** START OF Source material **

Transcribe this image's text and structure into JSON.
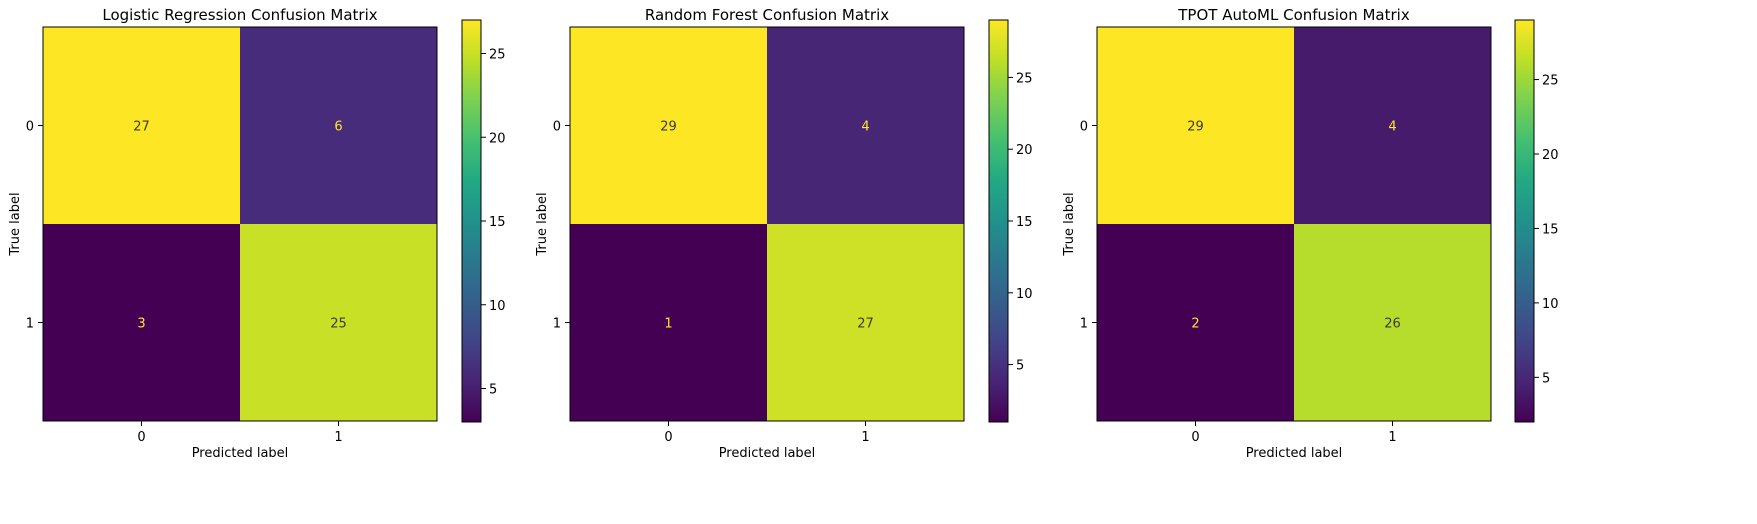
{
  "chart_data": [
    {
      "type": "heatmap",
      "title": "Logistic Regression Confusion Matrix",
      "xlabel": "Predicted label",
      "ylabel": "True label",
      "x_categories": [
        "0",
        "1"
      ],
      "y_categories": [
        "0",
        "1"
      ],
      "values": [
        [
          27,
          6
        ],
        [
          3,
          25
        ]
      ],
      "colormap": "viridis",
      "colorbar": {
        "range": [
          3,
          27
        ],
        "ticks": [
          5,
          10,
          15,
          20,
          25
        ]
      }
    },
    {
      "type": "heatmap",
      "title": "Random Forest Confusion Matrix",
      "xlabel": "Predicted label",
      "ylabel": "True label",
      "x_categories": [
        "0",
        "1"
      ],
      "y_categories": [
        "0",
        "1"
      ],
      "values": [
        [
          29,
          4
        ],
        [
          1,
          27
        ]
      ],
      "colormap": "viridis",
      "colorbar": {
        "range": [
          1,
          29
        ],
        "ticks": [
          5,
          10,
          15,
          20,
          25
        ]
      }
    },
    {
      "type": "heatmap",
      "title": "TPOT AutoML Confusion Matrix",
      "xlabel": "Predicted label",
      "ylabel": "True label",
      "x_categories": [
        "0",
        "1"
      ],
      "y_categories": [
        "0",
        "1"
      ],
      "values": [
        [
          29,
          4
        ],
        [
          2,
          26
        ]
      ],
      "colormap": "viridis",
      "colorbar": {
        "range": [
          2,
          29
        ],
        "ticks": [
          5,
          10,
          15,
          20,
          25
        ]
      }
    }
  ]
}
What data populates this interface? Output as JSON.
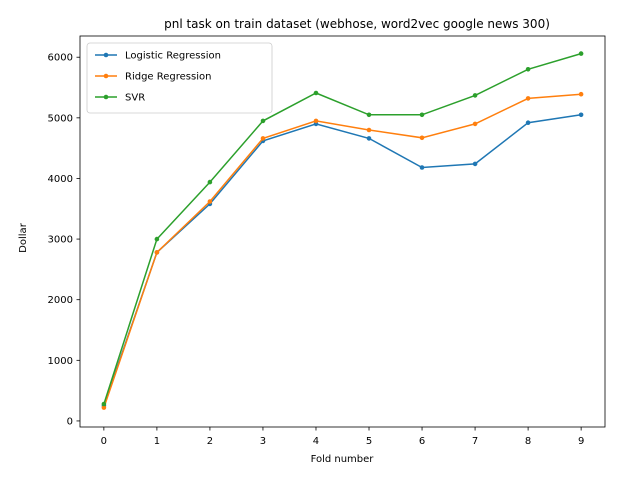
{
  "chart_data": {
    "type": "line",
    "title": "pnl task on train dataset (webhose, word2vec google news 300)",
    "xlabel": "Fold number",
    "ylabel": "Dollar",
    "x": [
      0,
      1,
      2,
      3,
      4,
      5,
      6,
      7,
      8,
      9
    ],
    "xticks": [
      "0",
      "1",
      "2",
      "3",
      "4",
      "5",
      "6",
      "7",
      "8",
      "9"
    ],
    "xlim": [
      -0.45,
      9.45
    ],
    "ylim": [
      -100,
      6350
    ],
    "yticks": [
      0,
      1000,
      2000,
      3000,
      4000,
      5000,
      6000
    ],
    "ytick_labels": [
      "0",
      "1000",
      "2000",
      "3000",
      "4000",
      "5000",
      "6000"
    ],
    "grid": false,
    "legend_position": "top-left",
    "series": [
      {
        "name": "Logistic Regression",
        "color": "#1f77b4",
        "values": [
          250,
          2780,
          3580,
          4620,
          4900,
          4660,
          4180,
          4240,
          4920,
          5050
        ]
      },
      {
        "name": "Ridge Regression",
        "color": "#ff7f0e",
        "values": [
          220,
          2780,
          3620,
          4660,
          4950,
          4800,
          4670,
          4900,
          5320,
          5390
        ]
      },
      {
        "name": "SVR",
        "color": "#2ca02c",
        "values": [
          280,
          3000,
          3940,
          4950,
          5410,
          5050,
          5050,
          5370,
          5800,
          6060
        ]
      }
    ]
  }
}
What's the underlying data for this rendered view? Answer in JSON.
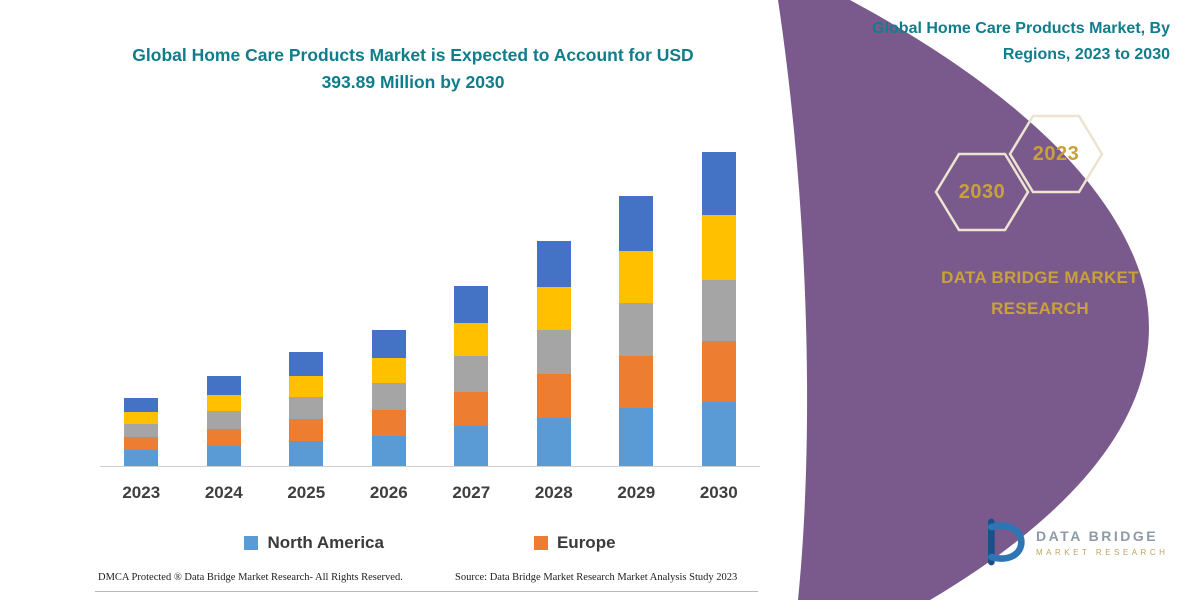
{
  "title": "Global Home Care Products Market is Expected to Account for USD 393.89 Million by 2030",
  "chart_data": {
    "type": "bar",
    "stacked": true,
    "categories": [
      "2023",
      "2024",
      "2025",
      "2026",
      "2027",
      "2028",
      "2029",
      "2030"
    ],
    "series": [
      {
        "name": "North America",
        "color": "#5B9BD5",
        "values": [
          16,
          20,
          25,
          30,
          40,
          48,
          58,
          64
        ]
      },
      {
        "name": "Europe",
        "color": "#ED7D31",
        "values": [
          13,
          17,
          22,
          26,
          34,
          44,
          52,
          61
        ]
      },
      {
        "name": "",
        "color": "#A5A5A5",
        "values": [
          13,
          18,
          22,
          27,
          36,
          44,
          53,
          61
        ]
      },
      {
        "name": "",
        "color": "#FFC000",
        "values": [
          12,
          16,
          21,
          25,
          33,
          43,
          52,
          65
        ]
      },
      {
        "name": "",
        "color": "#4472C4",
        "values": [
          14,
          19,
          24,
          28,
          37,
          46,
          55,
          63
        ]
      }
    ],
    "value_axis_visible": false,
    "note": "No value axis shown in figure; series values are relative stack heights estimated from the image"
  },
  "legend": [
    {
      "label": "North America",
      "color": "#5B9BD5"
    },
    {
      "label": "Europe",
      "color": "#ED7D31"
    }
  ],
  "footer": {
    "dmca": "DMCA Protected ® Data Bridge Market Research-  All Rights Reserved.",
    "source": "Source: Data Bridge Market Research  Market Analysis Study 2023"
  },
  "side_panel": {
    "heading": "Global Home Care Products Market, By Regions, 2023 to 2030",
    "hexagons": [
      "2030",
      "2023"
    ],
    "brand": "DATA BRIDGE MARKET RESEARCH"
  },
  "logo": {
    "name": "DATA BRIDGE",
    "tagline": "MARKET RESEARCH"
  },
  "colors": {
    "teal": "#0F7D8C",
    "purple": "#7A5A8C",
    "gold": "#C9A13B"
  }
}
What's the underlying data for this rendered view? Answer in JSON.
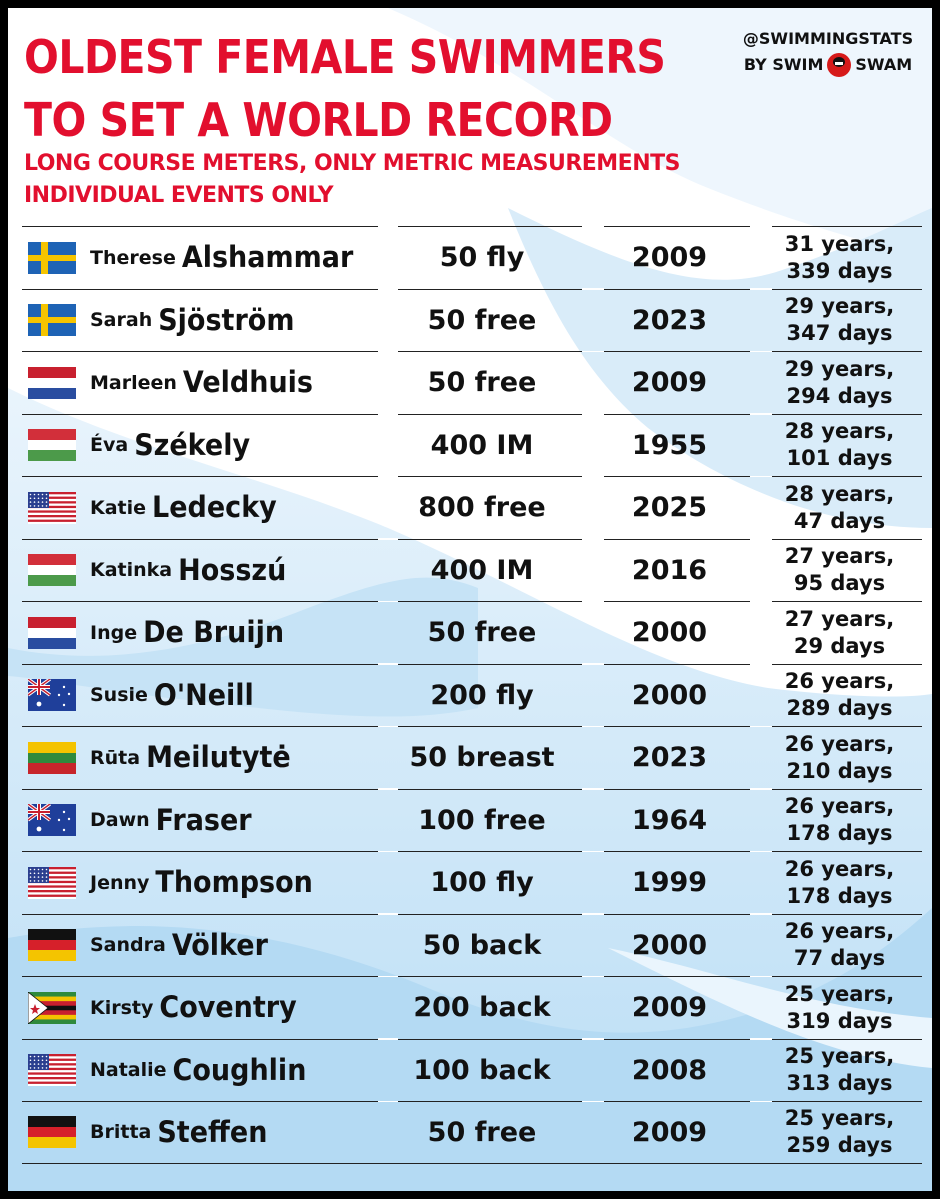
{
  "header": {
    "title_line1": "OLDEST FEMALE SWIMMERS",
    "title_line2": "TO SET A WORLD RECORD",
    "subtitle_line1": "LONG COURSE METERS, ONLY METRIC MEASUREMENTS",
    "subtitle_line2": "INDIVIDUAL EVENTS ONLY"
  },
  "brand": {
    "handle": "@SWIMMINGSTATS",
    "by": "BY SWIM",
    "swam": "SWAM"
  },
  "rows": [
    {
      "flag": "sweden-flag",
      "first": "Therese",
      "last": "Alshammar",
      "event": "50 fly",
      "year": "2009",
      "age1": "31 years,",
      "age2": "339 days"
    },
    {
      "flag": "sweden-flag",
      "first": "Sarah",
      "last": "Sjöström",
      "event": "50 free",
      "year": "2023",
      "age1": "29 years,",
      "age2": "347 days"
    },
    {
      "flag": "netherlands-flag",
      "first": "Marleen",
      "last": "Veldhuis",
      "event": "50 free",
      "year": "2009",
      "age1": "29 years,",
      "age2": "294 days"
    },
    {
      "flag": "hungary-flag",
      "first": "Éva",
      "last": "Székely",
      "event": "400 IM",
      "year": "1955",
      "age1": "28 years,",
      "age2": "101 days"
    },
    {
      "flag": "usa-flag",
      "first": "Katie",
      "last": "Ledecky",
      "event": "800 free",
      "year": "2025",
      "age1": "28 years,",
      "age2": "47 days"
    },
    {
      "flag": "hungary-flag",
      "first": "Katinka",
      "last": "Hosszú",
      "event": "400 IM",
      "year": "2016",
      "age1": "27 years,",
      "age2": "95 days"
    },
    {
      "flag": "netherlands-flag",
      "first": "Inge",
      "last": "De Bruijn",
      "event": "50 free",
      "year": "2000",
      "age1": "27 years,",
      "age2": "29 days"
    },
    {
      "flag": "australia-flag",
      "first": "Susie",
      "last": "O'Neill",
      "event": "200 fly",
      "year": "2000",
      "age1": "26 years,",
      "age2": "289 days"
    },
    {
      "flag": "lithuania-flag",
      "first": "Rūta",
      "last": "Meilutytė",
      "event": "50 breast",
      "year": "2023",
      "age1": "26 years,",
      "age2": "210 days"
    },
    {
      "flag": "australia-flag",
      "first": "Dawn",
      "last": "Fraser",
      "event": "100 free",
      "year": "1964",
      "age1": "26 years,",
      "age2": "178 days"
    },
    {
      "flag": "usa-flag",
      "first": "Jenny",
      "last": "Thompson",
      "event": "100 fly",
      "year": "1999",
      "age1": "26 years,",
      "age2": "178 days"
    },
    {
      "flag": "germany-flag",
      "first": "Sandra",
      "last": "Völker",
      "event": "50 back",
      "year": "2000",
      "age1": "26 years,",
      "age2": "77 days"
    },
    {
      "flag": "zimbabwe-flag",
      "first": "Kirsty",
      "last": "Coventry",
      "event": "200 back",
      "year": "2009",
      "age1": "25 years,",
      "age2": "319 days"
    },
    {
      "flag": "usa-flag",
      "first": "Natalie",
      "last": "Coughlin",
      "event": "100 back",
      "year": "2008",
      "age1": "25 years,",
      "age2": "313 days"
    },
    {
      "flag": "germany-flag",
      "first": "Britta",
      "last": "Steffen",
      "event": "50 free",
      "year": "2009",
      "age1": "25 years,",
      "age2": "259 days"
    }
  ],
  "colors": {
    "title_red": "#e20f2e",
    "wave_light": "#cfe6f6",
    "wave_mid": "#a9d3f0"
  }
}
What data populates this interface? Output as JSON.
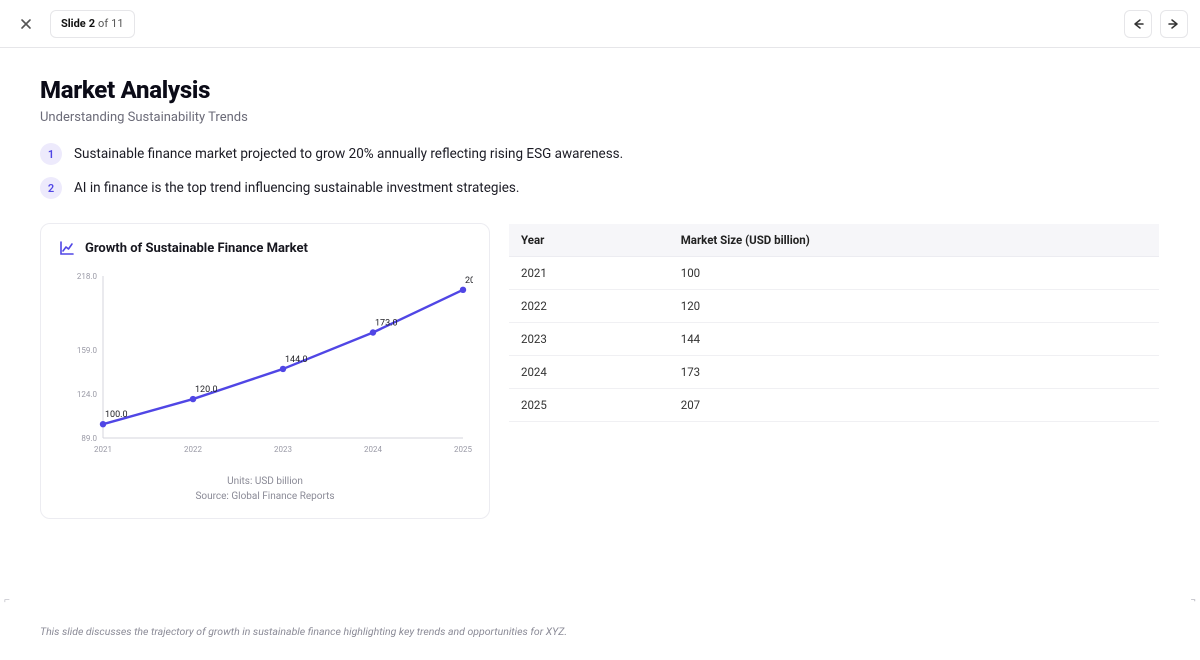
{
  "slide_meta": {
    "label_prefix": "Slide",
    "current": "2",
    "of_word": "of",
    "total": "11"
  },
  "header": {
    "title": "Market Analysis",
    "subtitle": "Understanding Sustainability Trends"
  },
  "points": [
    {
      "num": "1",
      "text": "Sustainable finance market projected to grow 20% annually reflecting rising ESG awareness."
    },
    {
      "num": "2",
      "text": "AI in finance is the top trend influencing sustainable investment strategies."
    }
  ],
  "badge_colors": {
    "bg": "#edeafc",
    "fg": "#5046e5"
  },
  "chart": {
    "type": "line",
    "title": "Growth of Sustainable Finance Market",
    "icon_color": "#5046e5",
    "units_label": "Units: USD billion",
    "source_label": "Source: Global Finance Reports",
    "x_labels": [
      "2021",
      "2022",
      "2023",
      "2024",
      "2025"
    ],
    "values": [
      100,
      120,
      144,
      173,
      207
    ],
    "point_labels": [
      "100.0",
      "120.0",
      "144.0",
      "173.0",
      "207.0"
    ],
    "y_ticks": [
      89.0,
      124.0,
      159.0,
      218.0
    ],
    "y_tick_labels": [
      "89.0",
      "124.0",
      "159.0",
      "218.0"
    ],
    "ylim": [
      89,
      218
    ],
    "line_color": "#5046e5",
    "line_width": 2.4,
    "marker_radius": 3.2,
    "marker_fill": "#5046e5",
    "axis_color": "#d4d4dc",
    "tick_text_color": "#9a9aa6",
    "value_text_color": "#222228",
    "background": "#ffffff",
    "tick_fontsize": 8,
    "value_fontsize": 9
  },
  "table": {
    "columns": [
      "Year",
      "Market Size (USD billion)"
    ],
    "rows": [
      [
        "2021",
        "100"
      ],
      [
        "2022",
        "120"
      ],
      [
        "2023",
        "144"
      ],
      [
        "2024",
        "173"
      ],
      [
        "2025",
        "207"
      ]
    ]
  },
  "speaker_note": "This slide discusses the trajectory of growth in sustainable finance highlighting key trends and opportunities for XYZ."
}
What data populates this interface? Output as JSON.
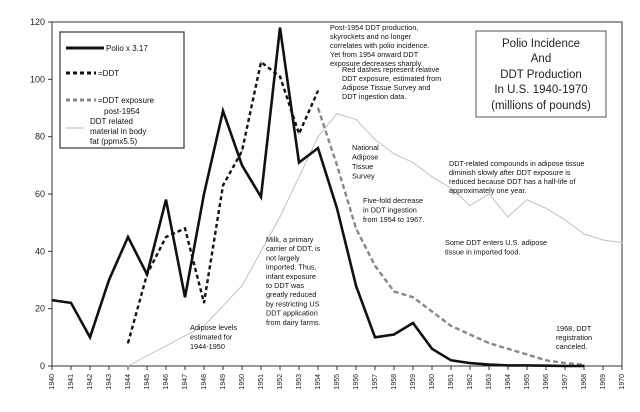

** END OF Source material **

**Exercise instructions**
Where a line of the records above holds the word "ONLY", copy that line.

**Full answer**
    "subtitle_line1": "LONG COURSE METERS, ONLY METRIC MEASUREMENTS",
    "subtitle_line2": "INDIVIDUAL EVENTS ONLY"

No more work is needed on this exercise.